◆ Directions for this task
Every record must be written out once more, with nothing added or omitted.

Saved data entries
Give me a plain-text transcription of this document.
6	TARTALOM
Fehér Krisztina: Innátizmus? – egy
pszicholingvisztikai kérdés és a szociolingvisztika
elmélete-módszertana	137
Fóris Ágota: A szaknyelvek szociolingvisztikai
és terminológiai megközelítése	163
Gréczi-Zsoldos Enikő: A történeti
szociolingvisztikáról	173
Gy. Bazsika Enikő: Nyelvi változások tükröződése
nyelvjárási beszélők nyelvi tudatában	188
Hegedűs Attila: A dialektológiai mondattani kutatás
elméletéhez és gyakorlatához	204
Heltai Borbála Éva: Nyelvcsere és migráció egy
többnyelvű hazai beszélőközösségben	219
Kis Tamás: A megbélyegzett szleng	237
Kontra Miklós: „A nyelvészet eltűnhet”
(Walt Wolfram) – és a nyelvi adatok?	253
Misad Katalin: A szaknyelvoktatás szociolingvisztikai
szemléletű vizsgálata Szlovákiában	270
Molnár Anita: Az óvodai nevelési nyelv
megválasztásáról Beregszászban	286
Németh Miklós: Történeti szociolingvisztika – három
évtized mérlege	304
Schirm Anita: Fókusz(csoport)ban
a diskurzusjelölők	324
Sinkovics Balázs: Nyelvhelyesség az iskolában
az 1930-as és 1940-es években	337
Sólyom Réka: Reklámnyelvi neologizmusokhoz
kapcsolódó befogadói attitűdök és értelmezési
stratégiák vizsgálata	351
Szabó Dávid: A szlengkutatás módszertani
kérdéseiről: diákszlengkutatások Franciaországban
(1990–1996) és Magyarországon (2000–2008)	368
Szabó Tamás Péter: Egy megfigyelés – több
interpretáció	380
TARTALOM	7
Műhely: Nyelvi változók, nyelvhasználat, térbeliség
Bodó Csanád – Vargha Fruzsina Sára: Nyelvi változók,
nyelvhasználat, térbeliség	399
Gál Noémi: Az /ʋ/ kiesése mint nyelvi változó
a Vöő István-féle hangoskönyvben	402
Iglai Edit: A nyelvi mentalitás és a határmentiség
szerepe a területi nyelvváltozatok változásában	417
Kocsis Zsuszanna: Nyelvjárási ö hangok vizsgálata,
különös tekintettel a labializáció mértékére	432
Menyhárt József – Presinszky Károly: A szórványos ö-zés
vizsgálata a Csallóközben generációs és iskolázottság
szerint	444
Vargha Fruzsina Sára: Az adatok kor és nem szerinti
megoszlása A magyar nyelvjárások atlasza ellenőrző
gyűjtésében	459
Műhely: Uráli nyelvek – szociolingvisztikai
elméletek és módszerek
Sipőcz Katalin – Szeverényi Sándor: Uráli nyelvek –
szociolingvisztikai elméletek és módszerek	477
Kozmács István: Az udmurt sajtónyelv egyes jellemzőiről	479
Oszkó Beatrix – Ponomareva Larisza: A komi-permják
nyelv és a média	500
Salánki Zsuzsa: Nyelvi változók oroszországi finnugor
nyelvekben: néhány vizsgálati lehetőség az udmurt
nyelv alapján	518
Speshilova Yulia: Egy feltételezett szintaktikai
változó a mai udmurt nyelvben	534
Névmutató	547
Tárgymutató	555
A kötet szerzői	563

◆ Exercise response
Give me a plain-text transcription of this document.
6	TARTALOM
Fehér Krisztina: Innátizmus? – egy
pszicholingvisztikai kérdés és a szociolingvisztika
elmélete-módszertana	137
Fóris Ágota: A szaknyelvek szociolingvisztikai
és terminológiai megközelítése	163
Gréczi-Zsoldos Enikő: A történeti
szociolingvisztikáról	173
Gy. Bazsika Enikő: Nyelvi változások tükröződése
nyelvjárási beszélők nyelvi tudatában	188
Hegedűs Attila: A dialektológiai mondattani kutatás
elméletéhez és gyakorlatához	204
Heltai Borbála Éva: Nyelvcsere és migráció egy
többnyelvű hazai beszélőközösségben	219
Kis Tamás: A megbélyegzett szleng	237
Kontra Miklós: „A nyelvészet eltűnhet”
(Walt Wolfram) – és a nyelvi adatok?	253
Misad Katalin: A szaknyelvoktatás szociolingvisztikai
szemléletű vizsgálata Szlovákiában	270
Molnár Anita: Az óvodai nevelési nyelv
megválasztásáról Beregszászban	286
Németh Miklós: Történeti szociolingvisztika – három
évtized mérlege	304
Schirm Anita: Fókusz(csoport)ban
a diskurzusjelölők	324
Sinkovics Balázs: Nyelvhelyesség az iskolában
az 1930-as és 1940-es években	337
Sólyom Réka: Reklámnyelvi neologizmusokhoz
kapcsolódó befogadói attitűdök és értelmezési
stratégiák vizsgálata	351
Szabó Dávid: A szlengkutatás módszertani
kérdéseiről: diákszlengkutatások Franciaországban
(1990–1996) és Magyarországon (2000–2008)	368
Szabó Tamás Péter: Egy megfigyelés – több
interpretáció	380
TARTALOM	7
Műhely: Nyelvi változók, nyelvhasználat, térbeliség
Bodó Csanád – Vargha Fruzsina Sára: Nyelvi változók,
nyelvhasználat, térbeliség	399
Gál Noémi: Az /ʋ/ kiesése mint nyelvi változó
a Vöő István-féle hangoskönyvben	402
Iglai Edit: A nyelvi mentalitás és a határmentiség
szerepe a területi nyelvváltozatok változásában	417
Kocsis Zsuszanna: Nyelvjárási ö hangok vizsgálata,
különös tekintettel a labializáció mértékére	432
Menyhárt József – Presinszky Károly: A szórványos ö-zés
vizsgálata a Csallóközben generációs és iskolázottság
szerint	444
Vargha Fruzsina Sára: Az adatok kor és nem szerinti
megoszlása A magyar nyelvjárások atlasza ellenőrző
gyűjtésében	459
Műhely: Uráli nyelvek – szociolingvisztikai
elméletek és módszerek
Sipőcz Katalin – Szeverényi Sándor: Uráli nyelvek –
szociolingvisztikai elméletek és módszerek	477
Kozmács István: Az udmurt sajtónyelv egyes jellemzőiről	479
Oszkó Beatrix – Ponomareva Larisza: A komi-permják
nyelv és a média	500
Salánki Zsuzsa: Nyelvi változók oroszországi finnugor
nyelvekben: néhány vizsgálati lehetőség az udmurt
nyelv alapján	518
Speshilova Yulia: Egy feltételezett szintaktikai
változó a mai udmurt nyelvben	534
Névmutató	547
Tárgymutató	555
A kötet szerzői	563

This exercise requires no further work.